● Requirements:
What follows are records. Restate all of them word for word.

Dataset records:
□ □ □ □
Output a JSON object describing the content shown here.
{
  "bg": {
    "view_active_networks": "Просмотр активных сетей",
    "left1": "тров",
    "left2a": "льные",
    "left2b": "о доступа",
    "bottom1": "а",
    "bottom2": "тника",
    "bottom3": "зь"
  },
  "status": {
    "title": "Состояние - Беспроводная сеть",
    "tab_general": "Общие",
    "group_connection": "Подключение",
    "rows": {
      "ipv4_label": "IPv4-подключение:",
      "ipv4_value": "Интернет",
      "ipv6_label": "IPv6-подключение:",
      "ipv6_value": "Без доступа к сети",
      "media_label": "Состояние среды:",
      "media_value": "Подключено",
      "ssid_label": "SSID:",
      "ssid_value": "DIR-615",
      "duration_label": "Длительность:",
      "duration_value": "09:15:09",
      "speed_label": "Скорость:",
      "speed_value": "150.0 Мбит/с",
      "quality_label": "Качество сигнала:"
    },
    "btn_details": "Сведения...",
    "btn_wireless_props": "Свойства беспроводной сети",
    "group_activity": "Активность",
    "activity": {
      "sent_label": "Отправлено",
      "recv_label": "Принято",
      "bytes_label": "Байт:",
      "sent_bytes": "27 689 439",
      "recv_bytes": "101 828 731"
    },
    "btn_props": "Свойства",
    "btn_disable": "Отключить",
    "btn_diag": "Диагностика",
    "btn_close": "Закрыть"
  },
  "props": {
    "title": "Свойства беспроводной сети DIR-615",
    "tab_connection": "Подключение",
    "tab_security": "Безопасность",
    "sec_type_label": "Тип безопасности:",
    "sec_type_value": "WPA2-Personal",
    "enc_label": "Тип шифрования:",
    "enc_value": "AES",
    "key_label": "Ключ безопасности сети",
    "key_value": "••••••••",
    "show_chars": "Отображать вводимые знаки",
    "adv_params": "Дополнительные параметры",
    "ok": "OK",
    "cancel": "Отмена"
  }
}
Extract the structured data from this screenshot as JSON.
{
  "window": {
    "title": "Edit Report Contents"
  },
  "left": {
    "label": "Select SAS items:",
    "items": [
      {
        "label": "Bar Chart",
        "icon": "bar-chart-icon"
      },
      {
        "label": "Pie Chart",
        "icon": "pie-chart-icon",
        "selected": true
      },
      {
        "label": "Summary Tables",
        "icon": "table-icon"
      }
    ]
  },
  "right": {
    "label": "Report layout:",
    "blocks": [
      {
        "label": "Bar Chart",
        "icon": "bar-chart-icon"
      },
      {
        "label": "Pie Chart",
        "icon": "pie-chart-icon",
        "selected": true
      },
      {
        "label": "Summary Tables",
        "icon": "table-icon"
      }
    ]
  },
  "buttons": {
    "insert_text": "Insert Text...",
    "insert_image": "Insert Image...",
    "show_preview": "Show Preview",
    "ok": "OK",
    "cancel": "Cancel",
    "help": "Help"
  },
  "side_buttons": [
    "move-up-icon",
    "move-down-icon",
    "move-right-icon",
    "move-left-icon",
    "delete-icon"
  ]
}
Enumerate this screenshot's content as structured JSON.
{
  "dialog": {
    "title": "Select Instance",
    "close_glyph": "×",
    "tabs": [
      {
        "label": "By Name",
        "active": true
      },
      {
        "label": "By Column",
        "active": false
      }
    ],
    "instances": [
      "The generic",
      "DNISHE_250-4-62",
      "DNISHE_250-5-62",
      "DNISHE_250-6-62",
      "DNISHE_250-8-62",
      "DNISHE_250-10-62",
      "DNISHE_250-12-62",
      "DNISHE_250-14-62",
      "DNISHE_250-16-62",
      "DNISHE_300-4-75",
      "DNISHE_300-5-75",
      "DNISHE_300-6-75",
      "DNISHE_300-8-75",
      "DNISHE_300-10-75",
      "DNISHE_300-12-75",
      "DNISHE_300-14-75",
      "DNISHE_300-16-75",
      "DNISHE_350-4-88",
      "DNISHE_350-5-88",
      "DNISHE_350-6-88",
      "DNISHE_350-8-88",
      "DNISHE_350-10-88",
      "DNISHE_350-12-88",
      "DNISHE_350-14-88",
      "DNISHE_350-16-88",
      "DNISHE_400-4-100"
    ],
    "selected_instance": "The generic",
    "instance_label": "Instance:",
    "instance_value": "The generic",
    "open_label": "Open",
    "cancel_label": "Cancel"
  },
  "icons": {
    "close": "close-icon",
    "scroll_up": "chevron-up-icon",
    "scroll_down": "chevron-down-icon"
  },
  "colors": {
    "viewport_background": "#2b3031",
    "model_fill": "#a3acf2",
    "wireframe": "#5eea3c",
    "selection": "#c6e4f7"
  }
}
□ □ □ □
● Response:
Output a JSON object describing the content shown here.
{
  "bg": {
    "view_active_networks": "Просмотр активных сетей",
    "left1": "тров",
    "left2a": "льные",
    "left2b": "о доступа",
    "bottom1": "а",
    "bottom2": "тника",
    "bottom3": "зь"
  },
  "status": {
    "title": "Состояние - Беспроводная сеть",
    "tab_general": "Общие",
    "group_connection": "Подключение",
    "rows": {
      "ipv4_label": "IPv4-подключение:",
      "ipv4_value": "Интернет",
      "ipv6_label": "IPv6-подключение:",
      "ipv6_value": "Без доступа к сети",
      "media_label": "Состояние среды:",
      "media_value": "Подключено",
      "ssid_label": "SSID:",
      "ssid_value": "DIR-615",
      "duration_label": "Длительность:",
      "duration_value": "09:15:09",
      "speed_label": "Скорость:",
      "speed_value": "150.0 Мбит/с",
      "quality_label": "Качество сигнала:"
    },
    "btn_details": "Сведения...",
    "btn_wireless_props": "Свойства беспроводной сети",
    "group_activity": "Активность",
    "activity": {
      "sent_label": "Отправлено",
      "recv_label": "Принято",
      "bytes_label": "Байт:",
      "sent_bytes": "27 689 439",
      "recv_bytes": "101 828 731"
    },
    "btn_props": "Свойства",
    "btn_disable": "Отключить",
    "btn_diag": "Диагностика",
    "btn_close": "Закрыть"
  },
  "props": {
    "title": "Свойства беспроводной сети DIR-615",
    "tab_connection": "Подключение",
    "tab_security": "Безопасность",
    "sec_type_label": "Тип безопасности:",
    "sec_type_value": "WPA2-Personal",
    "enc_label": "Тип шифрования:",
    "enc_value": "AES",
    "key_label": "Ключ безопасности сети",
    "key_value": "••••••••",
    "show_chars": "Отображать вводимые знаки",
    "adv_params": "Дополнительные параметры",
    "ok": "OK",
    "cancel": "Отмена"
  }
}
Extract the structured data from this screenshot as JSON.
{
  "window": {
    "title": "Edit Report Contents"
  },
  "left": {
    "label": "Select SAS items:",
    "items": [
      {
        "label": "Bar Chart",
        "icon": "bar-chart-icon"
      },
      {
        "label": "Pie Chart",
        "icon": "pie-chart-icon",
        "selected": true
      },
      {
        "label": "Summary Tables",
        "icon": "table-icon"
      }
    ]
  },
  "right": {
    "label": "Report layout:",
    "blocks": [
      {
        "label": "Bar Chart",
        "icon": "bar-chart-icon"
      },
      {
        "label": "Pie Chart",
        "icon": "pie-chart-icon",
        "selected": true
      },
      {
        "label": "Summary Tables",
        "icon": "table-icon"
      }
    ]
  },
  "buttons": {
    "insert_text": "Insert Text...",
    "insert_image": "Insert Image...",
    "show_preview": "Show Preview",
    "ok": "OK",
    "cancel": "Cancel",
    "help": "Help"
  },
  "side_buttons": [
    "move-up-icon",
    "move-down-icon",
    "move-right-icon",
    "move-left-icon",
    "delete-icon"
  ]
}
Enumerate this screenshot's content as structured JSON.
{
  "dialog": {
    "title": "Select Instance",
    "close_glyph": "×",
    "tabs": [
      {
        "label": "By Name",
        "active": true
      },
      {
        "label": "By Column",
        "active": false
      }
    ],
    "instances": [
      "The generic",
      "DNISHE_250-4-62",
      "DNISHE_250-5-62",
      "DNISHE_250-6-62",
      "DNISHE_250-8-62",
      "DNISHE_250-10-62",
      "DNISHE_250-12-62",
      "DNISHE_250-14-62",
      "DNISHE_250-16-62",
      "DNISHE_300-4-75",
      "DNISHE_300-5-75",
      "DNISHE_300-6-75",
      "DNISHE_300-8-75",
      "DNISHE_300-10-75",
      "DNISHE_300-12-75",
      "DNISHE_300-14-75",
      "DNISHE_300-16-75",
      "DNISHE_350-4-88",
      "DNISHE_350-5-88",
      "DNISHE_350-6-88",
      "DNISHE_350-8-88",
      "DNISHE_350-10-88",
      "DNISHE_350-12-88",
      "DNISHE_350-14-88",
      "DNISHE_350-16-88",
      "DNISHE_400-4-100"
    ],
    "selected_instance": "The generic",
    "instance_label": "Instance:",
    "instance_value": "The generic",
    "open_label": "Open",
    "cancel_label": "Cancel"
  },
  "icons": {
    "close": "close-icon",
    "scroll_up": "chevron-up-icon",
    "scroll_down": "chevron-down-icon"
  },
  "colors": {
    "viewport_background": "#2b3031",
    "model_fill": "#a3acf2",
    "wireframe": "#5eea3c",
    "selection": "#c6e4f7"
  }
}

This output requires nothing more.